> _What needs to be done_: List every line of the items below that contains the string "research".

★ ★ ★ ★ ★

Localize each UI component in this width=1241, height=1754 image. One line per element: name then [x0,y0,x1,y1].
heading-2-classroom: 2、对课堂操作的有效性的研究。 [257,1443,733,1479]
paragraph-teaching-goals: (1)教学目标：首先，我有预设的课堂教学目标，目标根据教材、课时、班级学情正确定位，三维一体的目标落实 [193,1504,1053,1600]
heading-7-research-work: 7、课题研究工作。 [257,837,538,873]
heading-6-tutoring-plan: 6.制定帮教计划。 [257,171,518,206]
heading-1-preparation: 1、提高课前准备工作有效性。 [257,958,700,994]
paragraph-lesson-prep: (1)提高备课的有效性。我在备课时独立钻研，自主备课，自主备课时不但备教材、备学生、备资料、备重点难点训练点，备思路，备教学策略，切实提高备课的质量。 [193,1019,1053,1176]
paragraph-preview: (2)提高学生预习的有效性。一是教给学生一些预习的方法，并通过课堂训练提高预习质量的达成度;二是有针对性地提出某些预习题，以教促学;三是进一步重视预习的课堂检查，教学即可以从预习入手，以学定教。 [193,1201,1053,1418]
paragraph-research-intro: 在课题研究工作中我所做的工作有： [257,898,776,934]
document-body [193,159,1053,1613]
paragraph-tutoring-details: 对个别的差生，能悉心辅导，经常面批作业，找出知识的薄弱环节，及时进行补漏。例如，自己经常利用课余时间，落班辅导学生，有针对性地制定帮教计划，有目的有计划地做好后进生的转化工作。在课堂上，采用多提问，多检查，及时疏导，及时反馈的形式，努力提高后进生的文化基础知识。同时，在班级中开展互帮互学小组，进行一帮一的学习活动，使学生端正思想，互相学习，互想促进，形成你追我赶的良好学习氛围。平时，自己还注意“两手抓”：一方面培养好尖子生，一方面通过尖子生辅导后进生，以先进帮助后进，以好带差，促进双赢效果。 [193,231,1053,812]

★ ★ ★ ★ ★

> _The completed task_:
heading-7-research-work: 7、课题研究工作。 [257,837,538,873]
paragraph-research-intro: 在课题研究工作中我所做的工作有： [257,898,776,934]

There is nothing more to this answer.